- Records to use -
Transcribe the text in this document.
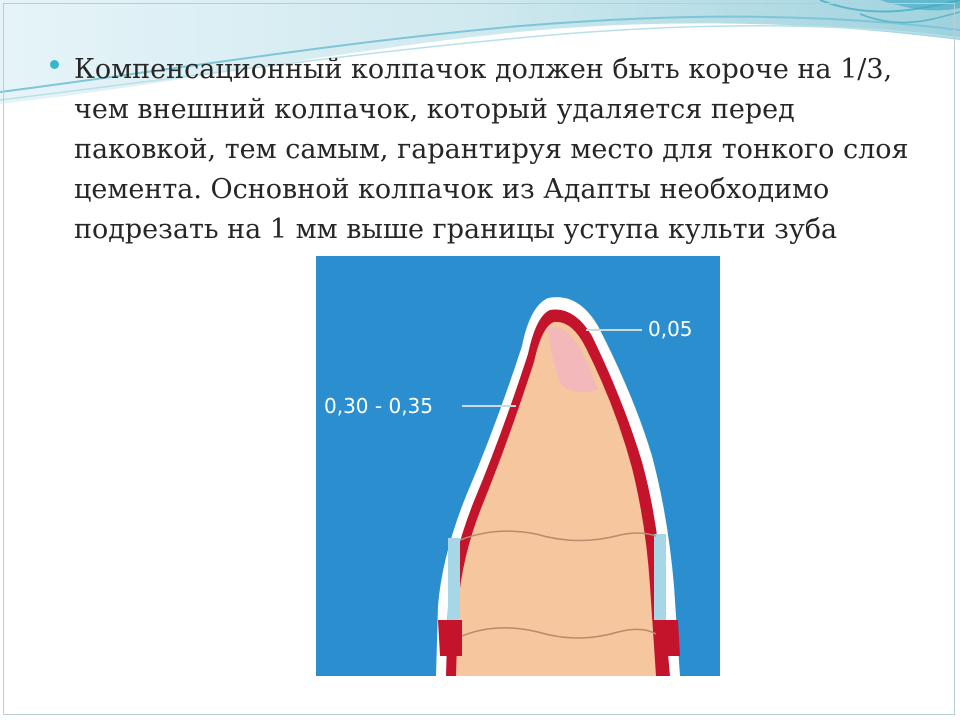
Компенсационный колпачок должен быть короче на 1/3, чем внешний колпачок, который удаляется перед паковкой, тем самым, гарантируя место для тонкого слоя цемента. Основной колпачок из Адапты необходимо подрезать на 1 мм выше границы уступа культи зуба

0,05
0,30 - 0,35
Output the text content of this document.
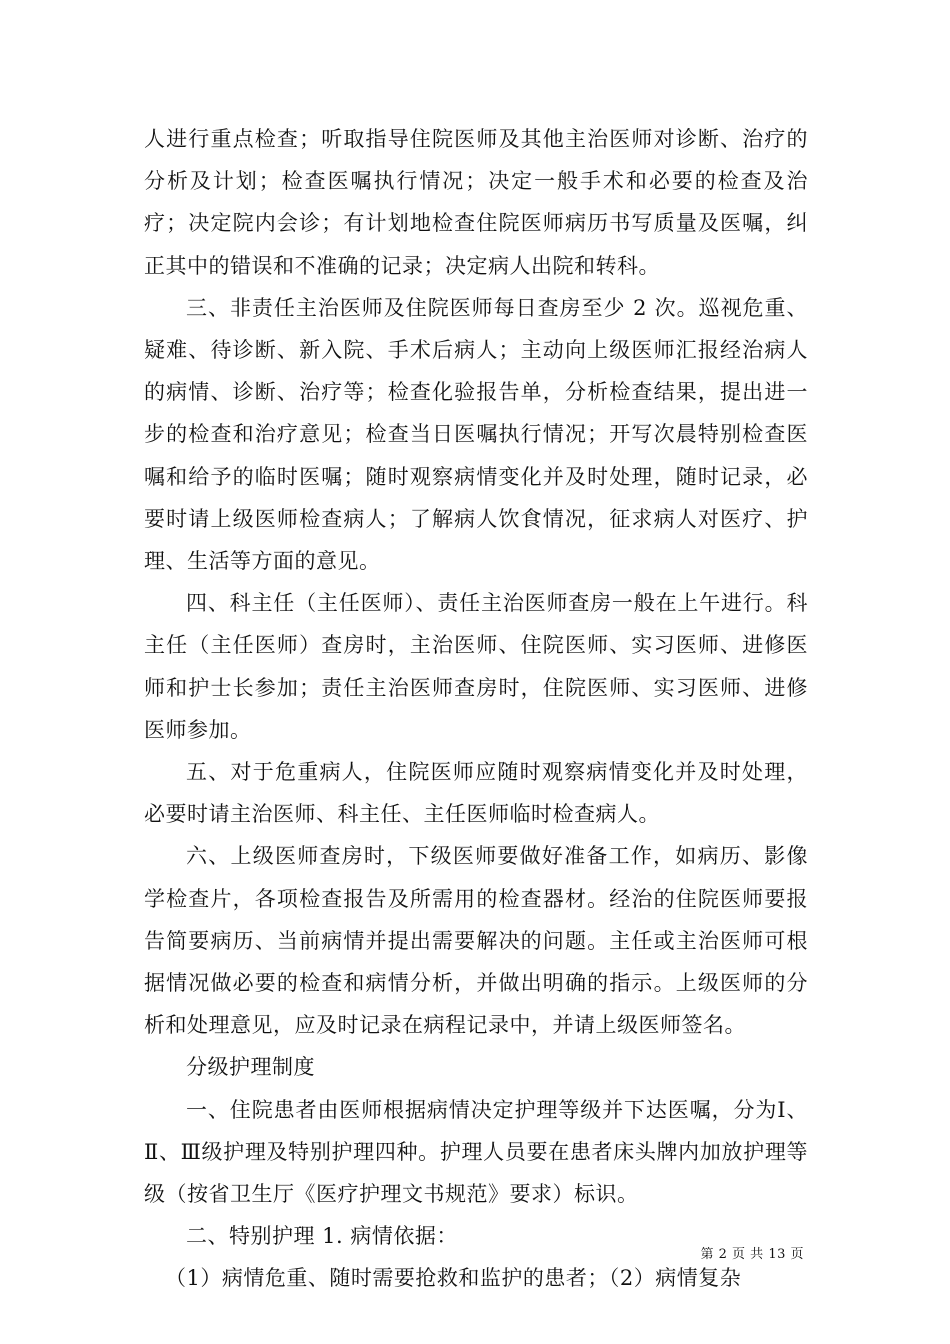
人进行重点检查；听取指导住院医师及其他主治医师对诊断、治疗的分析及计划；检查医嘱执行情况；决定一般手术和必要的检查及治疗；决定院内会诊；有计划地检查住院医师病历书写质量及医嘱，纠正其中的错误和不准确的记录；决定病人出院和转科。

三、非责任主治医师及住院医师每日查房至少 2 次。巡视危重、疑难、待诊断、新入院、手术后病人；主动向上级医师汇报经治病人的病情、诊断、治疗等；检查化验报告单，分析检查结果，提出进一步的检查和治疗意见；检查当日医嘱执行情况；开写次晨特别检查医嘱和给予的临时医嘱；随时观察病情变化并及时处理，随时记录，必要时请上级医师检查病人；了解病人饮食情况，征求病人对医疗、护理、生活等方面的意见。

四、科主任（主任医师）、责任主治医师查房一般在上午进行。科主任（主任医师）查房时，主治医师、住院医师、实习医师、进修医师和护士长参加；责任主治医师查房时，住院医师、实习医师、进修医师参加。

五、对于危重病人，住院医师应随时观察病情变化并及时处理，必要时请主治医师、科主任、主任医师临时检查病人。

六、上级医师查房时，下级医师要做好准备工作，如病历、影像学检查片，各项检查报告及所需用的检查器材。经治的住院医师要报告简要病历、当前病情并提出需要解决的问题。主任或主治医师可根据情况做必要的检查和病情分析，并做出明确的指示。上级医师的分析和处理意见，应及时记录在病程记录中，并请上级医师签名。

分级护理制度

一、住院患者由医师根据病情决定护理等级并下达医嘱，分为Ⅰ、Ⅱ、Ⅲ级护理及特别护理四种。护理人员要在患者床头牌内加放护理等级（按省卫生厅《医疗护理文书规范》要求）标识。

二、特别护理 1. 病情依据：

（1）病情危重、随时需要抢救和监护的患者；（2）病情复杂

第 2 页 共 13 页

* * *

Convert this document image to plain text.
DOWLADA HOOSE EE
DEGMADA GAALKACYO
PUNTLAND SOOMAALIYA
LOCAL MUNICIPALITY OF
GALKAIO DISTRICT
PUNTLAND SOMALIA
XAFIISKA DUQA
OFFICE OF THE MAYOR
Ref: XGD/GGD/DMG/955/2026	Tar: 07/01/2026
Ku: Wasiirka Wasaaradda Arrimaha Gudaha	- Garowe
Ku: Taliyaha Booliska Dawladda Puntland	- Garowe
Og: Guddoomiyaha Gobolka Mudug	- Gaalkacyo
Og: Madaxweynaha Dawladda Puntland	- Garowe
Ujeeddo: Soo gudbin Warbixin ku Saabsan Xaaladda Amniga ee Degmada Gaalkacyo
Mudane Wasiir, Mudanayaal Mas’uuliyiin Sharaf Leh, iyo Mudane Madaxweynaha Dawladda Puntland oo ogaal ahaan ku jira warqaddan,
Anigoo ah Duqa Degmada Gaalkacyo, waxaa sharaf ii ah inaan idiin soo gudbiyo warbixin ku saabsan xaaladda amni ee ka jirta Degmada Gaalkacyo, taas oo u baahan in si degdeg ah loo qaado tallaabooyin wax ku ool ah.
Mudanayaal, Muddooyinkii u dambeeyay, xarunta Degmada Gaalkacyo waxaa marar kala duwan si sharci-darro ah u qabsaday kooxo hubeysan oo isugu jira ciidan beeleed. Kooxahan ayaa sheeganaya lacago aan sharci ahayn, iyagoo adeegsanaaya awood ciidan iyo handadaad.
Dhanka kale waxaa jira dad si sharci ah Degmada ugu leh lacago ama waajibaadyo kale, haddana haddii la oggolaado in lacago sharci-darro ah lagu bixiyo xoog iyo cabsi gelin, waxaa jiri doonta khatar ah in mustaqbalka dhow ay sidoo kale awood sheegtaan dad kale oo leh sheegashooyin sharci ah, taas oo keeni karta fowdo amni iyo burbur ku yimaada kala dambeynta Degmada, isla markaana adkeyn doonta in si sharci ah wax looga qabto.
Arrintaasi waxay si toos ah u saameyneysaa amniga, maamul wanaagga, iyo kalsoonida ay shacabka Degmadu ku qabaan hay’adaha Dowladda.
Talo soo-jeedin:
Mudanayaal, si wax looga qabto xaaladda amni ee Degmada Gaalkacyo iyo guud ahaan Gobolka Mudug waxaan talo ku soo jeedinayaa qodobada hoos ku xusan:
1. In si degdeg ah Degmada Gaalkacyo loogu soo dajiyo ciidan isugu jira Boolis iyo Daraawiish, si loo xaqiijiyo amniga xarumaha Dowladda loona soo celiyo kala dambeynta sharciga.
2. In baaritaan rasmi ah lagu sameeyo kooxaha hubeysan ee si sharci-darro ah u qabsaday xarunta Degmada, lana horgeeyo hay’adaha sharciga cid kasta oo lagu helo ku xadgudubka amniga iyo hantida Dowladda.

- Directions -
Among the records above, find each line holding the string "this" and pull it out.

- Exercise response -
Transcribe the text in this document.
Output the text content of this document.
Convert this document image to plain text.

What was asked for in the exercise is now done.